• The task
Please transcribe the records precisely; pictures stay out of your copy.

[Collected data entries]
....................
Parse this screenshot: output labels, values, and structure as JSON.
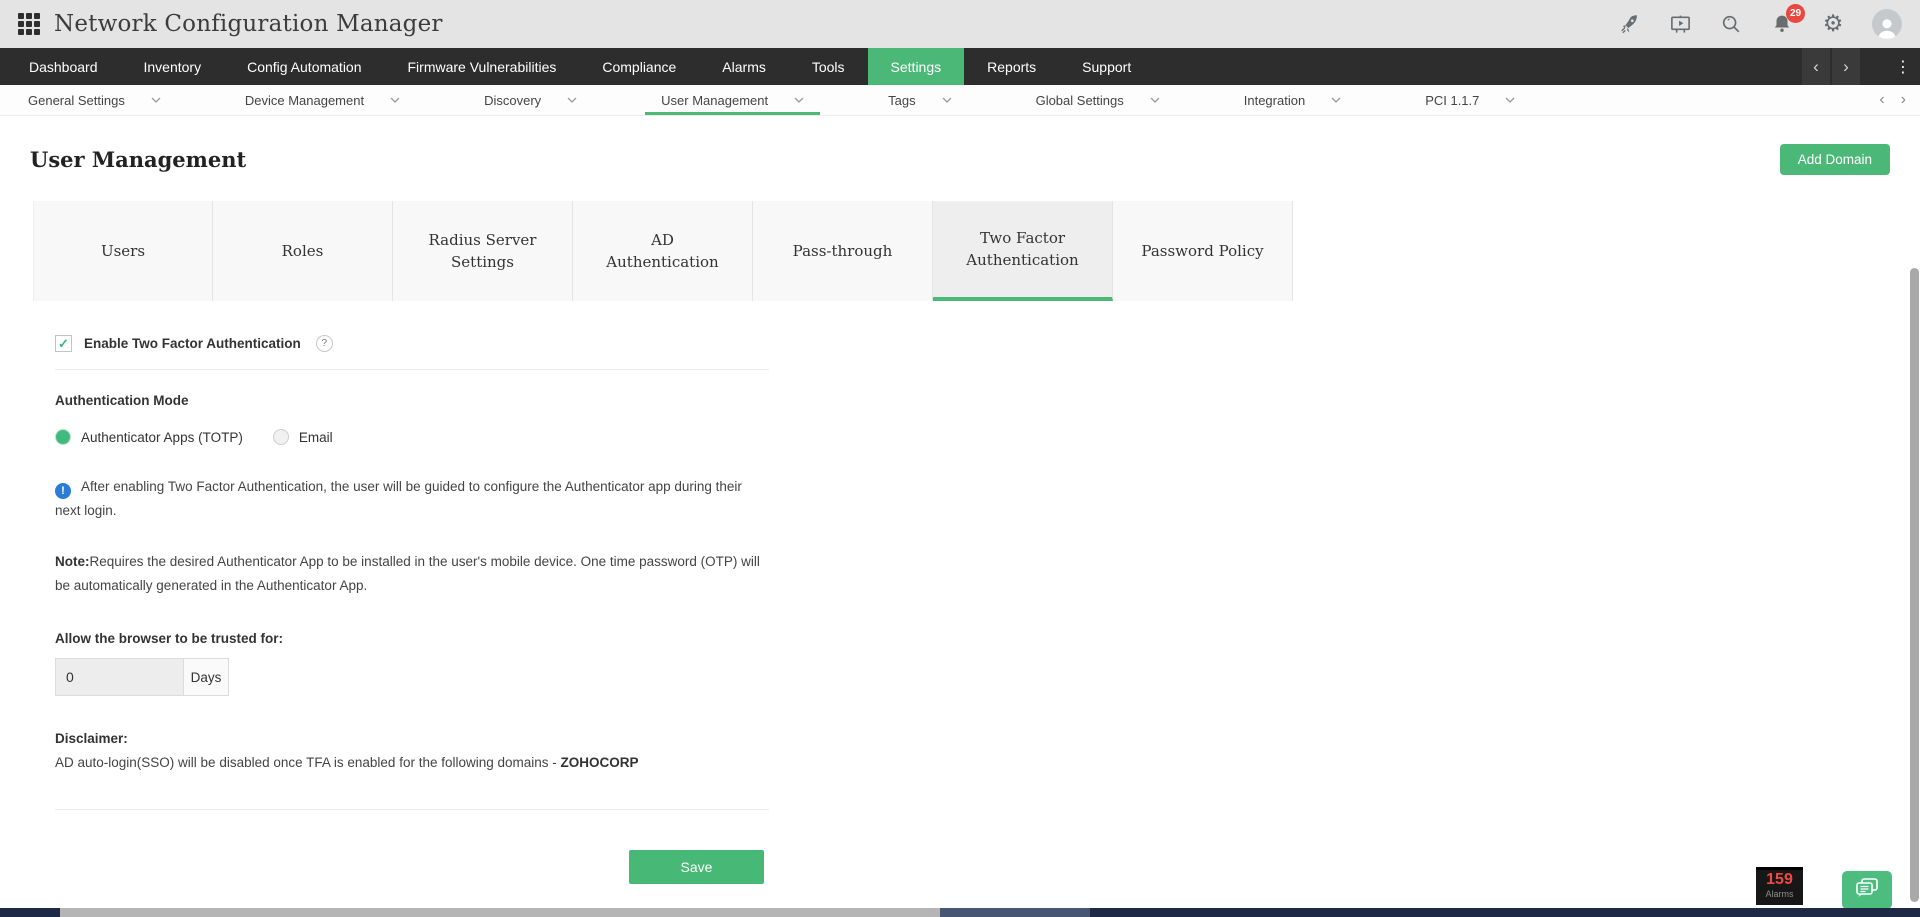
{
  "app": {
    "title": "Network Configuration Manager"
  },
  "topbar": {
    "notification_count": "29",
    "icons": [
      "apps-grid-icon",
      "rocket-icon",
      "presentation-icon",
      "search-icon",
      "bell-icon",
      "gear-icon",
      "avatar"
    ],
    "gear_glyph": "⚙"
  },
  "nav": {
    "items": [
      {
        "label": "Dashboard",
        "active": false
      },
      {
        "label": "Inventory",
        "active": false
      },
      {
        "label": "Config Automation",
        "active": false
      },
      {
        "label": "Firmware Vulnerabilities",
        "active": false
      },
      {
        "label": "Compliance",
        "active": false
      },
      {
        "label": "Alarms",
        "active": false
      },
      {
        "label": "Tools",
        "active": false
      },
      {
        "label": "Settings",
        "active": true
      },
      {
        "label": "Reports",
        "active": false
      },
      {
        "label": "Support",
        "active": false
      }
    ],
    "chevron_left": "‹",
    "chevron_right": "›",
    "more_vertical": "⋮"
  },
  "subnav": {
    "items": [
      {
        "label": "General Settings",
        "active": false
      },
      {
        "label": "Device Management",
        "active": false
      },
      {
        "label": "Discovery",
        "active": false
      },
      {
        "label": "User Management",
        "active": true
      },
      {
        "label": "Tags",
        "active": false
      },
      {
        "label": "Global Settings",
        "active": false
      },
      {
        "label": "Integration",
        "active": false
      },
      {
        "label": "PCI 1.1.7",
        "active": false
      }
    ],
    "chevron_left": "‹",
    "chevron_right": "›"
  },
  "page": {
    "title": "User Management",
    "add_domain_label": "Add Domain"
  },
  "tabs": [
    {
      "label": "Users",
      "active": false
    },
    {
      "label": "Roles",
      "active": false
    },
    {
      "label": "Radius Server Settings",
      "active": false
    },
    {
      "label": "AD Authentication",
      "active": false
    },
    {
      "label": "Pass-through",
      "active": false
    },
    {
      "label": "Two Factor Authentication",
      "active": true
    },
    {
      "label": "Password Policy",
      "active": false
    }
  ],
  "content": {
    "enable_label": "Enable Two Factor Authentication",
    "enable_checked_glyph": "✓",
    "help_glyph": "?",
    "auth_mode_label": "Authentication Mode",
    "radio_options": [
      {
        "label": "Authenticator Apps (TOTP)",
        "selected": true
      },
      {
        "label": "Email",
        "selected": false
      }
    ],
    "info_glyph": "!",
    "info_text": "After enabling Two Factor Authentication, the user will be guided to configure the Authenticator app during their next login.",
    "note_label": "Note:",
    "note_text": "Requires the desired Authenticator App to be installed in the user's mobile device. One time password (OTP) will be automatically generated in the Authenticator App.",
    "trust_label": "Allow the browser to be trusted for:",
    "trust_value": "0",
    "trust_unit": "Days",
    "disclaimer_label": "Disclaimer:",
    "disclaimer_text": "AD auto-login(SSO) will be disabled once TFA is enabled for the following domains - ",
    "disclaimer_domain": "ZOHOCORP",
    "save_label": "Save"
  },
  "footer": {
    "alarms_count": "159",
    "alarms_label": "Alarms"
  },
  "colors": {
    "accent_green": "#4cb878",
    "info_blue": "#2a7cd5",
    "alarm_red": "#ef4a45",
    "navbar_bg": "#2d2d2d",
    "topbar_bg": "#e4e4e4"
  }
}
....................
• Task result
Parse this screenshot: output labels, values, and structure as JSON.
{
  "app": {
    "title": "Network Configuration Manager"
  },
  "topbar": {
    "notification_count": "29",
    "icons": [
      "apps-grid-icon",
      "rocket-icon",
      "presentation-icon",
      "search-icon",
      "bell-icon",
      "gear-icon",
      "avatar"
    ],
    "gear_glyph": "⚙"
  },
  "nav": {
    "items": [
      {
        "label": "Dashboard",
        "active": false
      },
      {
        "label": "Inventory",
        "active": false
      },
      {
        "label": "Config Automation",
        "active": false
      },
      {
        "label": "Firmware Vulnerabilities",
        "active": false
      },
      {
        "label": "Compliance",
        "active": false
      },
      {
        "label": "Alarms",
        "active": false
      },
      {
        "label": "Tools",
        "active": false
      },
      {
        "label": "Settings",
        "active": true
      },
      {
        "label": "Reports",
        "active": false
      },
      {
        "label": "Support",
        "active": false
      }
    ],
    "chevron_left": "‹",
    "chevron_right": "›",
    "more_vertical": "⋮"
  },
  "subnav": {
    "items": [
      {
        "label": "General Settings",
        "active": false
      },
      {
        "label": "Device Management",
        "active": false
      },
      {
        "label": "Discovery",
        "active": false
      },
      {
        "label": "User Management",
        "active": true
      },
      {
        "label": "Tags",
        "active": false
      },
      {
        "label": "Global Settings",
        "active": false
      },
      {
        "label": "Integration",
        "active": false
      },
      {
        "label": "PCI 1.1.7",
        "active": false
      }
    ],
    "chevron_left": "‹",
    "chevron_right": "›"
  },
  "page": {
    "title": "User Management",
    "add_domain_label": "Add Domain"
  },
  "tabs": [
    {
      "label": "Users",
      "active": false
    },
    {
      "label": "Roles",
      "active": false
    },
    {
      "label": "Radius Server Settings",
      "active": false
    },
    {
      "label": "AD Authentication",
      "active": false
    },
    {
      "label": "Pass-through",
      "active": false
    },
    {
      "label": "Two Factor Authentication",
      "active": true
    },
    {
      "label": "Password Policy",
      "active": false
    }
  ],
  "content": {
    "enable_label": "Enable Two Factor Authentication",
    "enable_checked_glyph": "✓",
    "help_glyph": "?",
    "auth_mode_label": "Authentication Mode",
    "radio_options": [
      {
        "label": "Authenticator Apps (TOTP)",
        "selected": true
      },
      {
        "label": "Email",
        "selected": false
      }
    ],
    "info_glyph": "!",
    "info_text": "After enabling Two Factor Authentication, the user will be guided to configure the Authenticator app during their next login.",
    "note_label": "Note:",
    "note_text": "Requires the desired Authenticator App to be installed in the user's mobile device. One time password (OTP) will be automatically generated in the Authenticator App.",
    "trust_label": "Allow the browser to be trusted for:",
    "trust_value": "0",
    "trust_unit": "Days",
    "disclaimer_label": "Disclaimer:",
    "disclaimer_text": "AD auto-login(SSO) will be disabled once TFA is enabled for the following domains - ",
    "disclaimer_domain": "ZOHOCORP",
    "save_label": "Save"
  },
  "footer": {
    "alarms_count": "159",
    "alarms_label": "Alarms"
  },
  "colors": {
    "accent_green": "#4cb878",
    "info_blue": "#2a7cd5",
    "alarm_red": "#ef4a45",
    "navbar_bg": "#2d2d2d",
    "topbar_bg": "#e4e4e4"
  }
}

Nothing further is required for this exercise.